### ЧТО НУЖНО СДЕЛАТЬ
• a. Переведите на английский язык предложение из отрывка о Бернаре: «Темперамент определяет объекты созерцания и формирует стремления и отвращения великих монахов».
• b. Ответьте кратко на вопросы по отрывку о Бернаре, отмечая ответы так же, как вопросы.
(i) Кем, согласно отрывку, Бернар был прежде всего и всегда?
(ii) Что составляло сердце созерцательной жизни Бернара?
(iii) В каких его текстах эта тема звучит огненными словами?
• c. Продолжите отрывок о Бернаре, начиная сразу после его последнего предложения.

### ПОКАЗАННЫЙ ОТРЫВОК
+++

Этот деятельный и властный человек был движим теми элементами созерцательной жизни (vita contemplativa), которые формировали его внутреннее «я». Прежде всего и всегда он был монахом. Если бы он не был именно таким монахом, каким был, он не стал бы тем повелителем людей и обстоятельств, каким проявил себя. Темперамент определяет объекты созерцания и формирует стремления и отвращения великих монахов. Темпераментальный элемент любви — любовь к Богу и человеку, со всеми сопутствующими ей проявлениями неприязни — составлял сердце созерцательной жизни Бернара, придавая страстность и силу его деятельным способностям. Это было лейтмотивом его жизни: в его письмах это звучит огненными словами, в то время как другие сочинения святого анализируют это великое человеческое качество с глубиной и истинностью. В них он делает явными те способы проявления привязанности, которые человек может питать к человеку и, прежде всего, к Богу; он представляет их как путь, а также как цель земной жизни, а затем как высшую точку достижения в жизни грядущей. На всех своих этапах, по мере того как она течет от себя к ближнему, как она восходит от человека к Богу, любовь остается любовью и образует объединяющий принцип среди людей и между ними и Богом.

+++

### БЛОК ДАННЫХ
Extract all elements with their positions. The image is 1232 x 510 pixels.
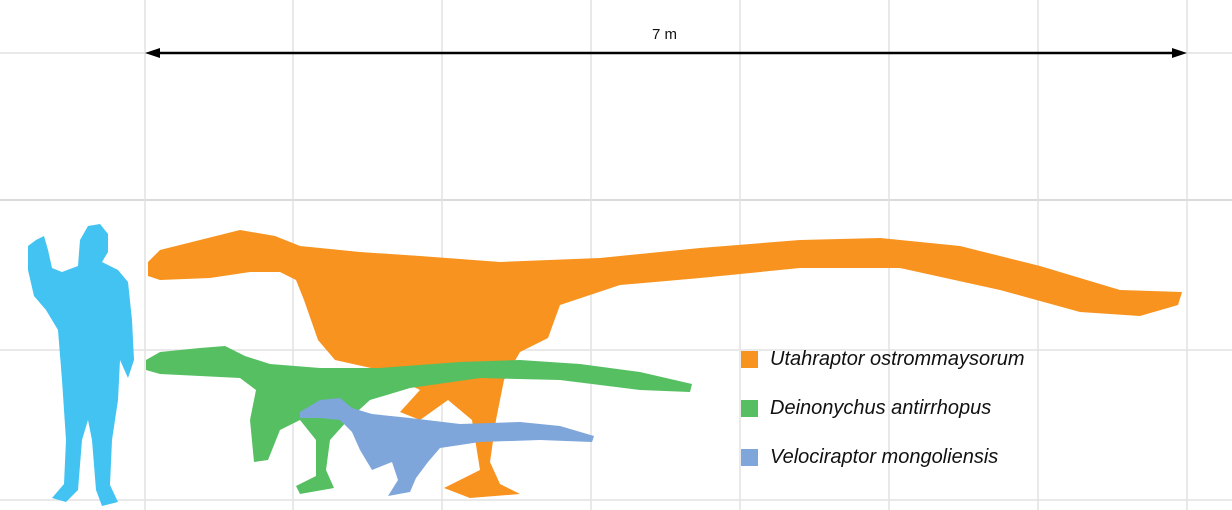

+++

### ОТВЕТЫ ПО ЗАДАНИЯМ
• a. Temperament determines the objects of contemplation and shapes the aspirations and aversions of great monks.

• b.
(i) Монахом.
(ii) Темпераментальный элемент любви — любовь к Богу и человеку со всеми сопутствующими ей проявлениями неприязни.
(iii) В его письмах.

• c.
Давайте проследим в его письмах природу и силу любви Бернара и увидим, с каким томлением он любил своих ближних, стремясь отвратить их от мира; и как его любовь стремилась стать мечом и броней против плоти и дьявола. Через легкий переход мы перейдем к предостерегающему гневу Бернара, обрушенному на тех, кто хотел бы сбить с пути борющуюся душу или угрожать миру Церкви; затем, через более трудные, но все еще непрерывные этапы, мы можем подняться к любви к Иисусу и через любовь к Богочеловеку — к любви к Богу. В конце мы поймем, почему тот последний средневековый оценщик судеб, чье имя было Данте Алигьери, выбрал святого Бернара в качестве выразителя блаженного видения, которое является венцом спасения в раю Божьем.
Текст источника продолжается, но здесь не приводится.